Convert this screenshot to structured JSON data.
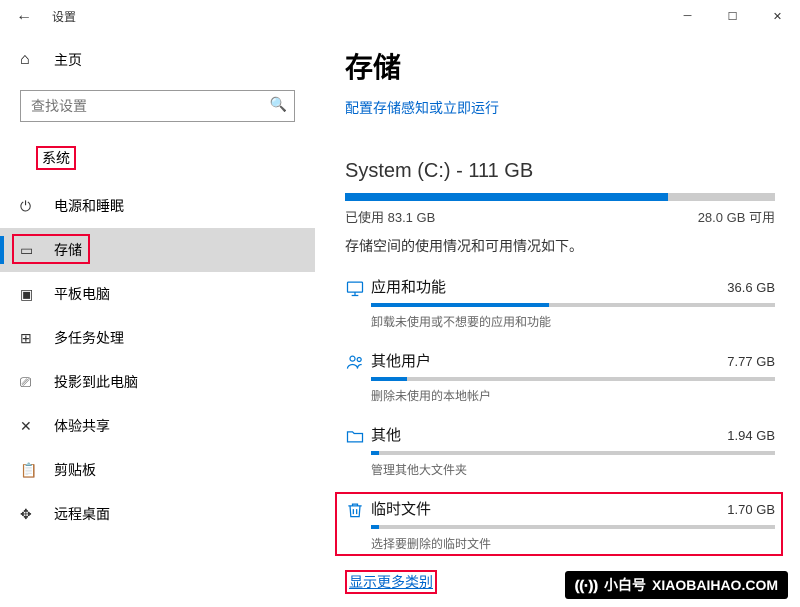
{
  "window": {
    "title": "设置",
    "back": "←"
  },
  "sidebar": {
    "home_label": "主页",
    "search_placeholder": "查找设置",
    "group_label": "系统",
    "items": [
      {
        "label": "电源和睡眠"
      },
      {
        "label": "存储"
      },
      {
        "label": "平板电脑"
      },
      {
        "label": "多任务处理"
      },
      {
        "label": "投影到此电脑"
      },
      {
        "label": "体验共享"
      },
      {
        "label": "剪贴板"
      },
      {
        "label": "远程桌面"
      }
    ]
  },
  "main": {
    "heading": "存储",
    "sense_link": "配置存储感知或立即运行",
    "drive_label": "System (C:) - 111 GB",
    "used_label": "已使用 83.1 GB",
    "free_label": "28.0 GB 可用",
    "used_pct": 75,
    "usage_desc": "存储空间的使用情况和可用情况如下。",
    "categories": [
      {
        "name": "应用和功能",
        "size": "36.6 GB",
        "pct": 44,
        "desc": "卸载未使用或不想要的应用和功能"
      },
      {
        "name": "其他用户",
        "size": "7.77 GB",
        "pct": 9,
        "desc": "删除未使用的本地帐户"
      },
      {
        "name": "其他",
        "size": "1.94 GB",
        "pct": 2,
        "desc": "管理其他大文件夹"
      },
      {
        "name": "临时文件",
        "size": "1.70 GB",
        "pct": 2,
        "desc": "选择要删除的临时文件"
      }
    ],
    "show_more": "显示更多类别"
  },
  "watermark": {
    "brand": "小白号",
    "domain": "XIAOBAIHAO.COM"
  }
}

..............................

§ What to do:
Provide the number of lines in the entries that include "name", and no other text.

§ Answer:
4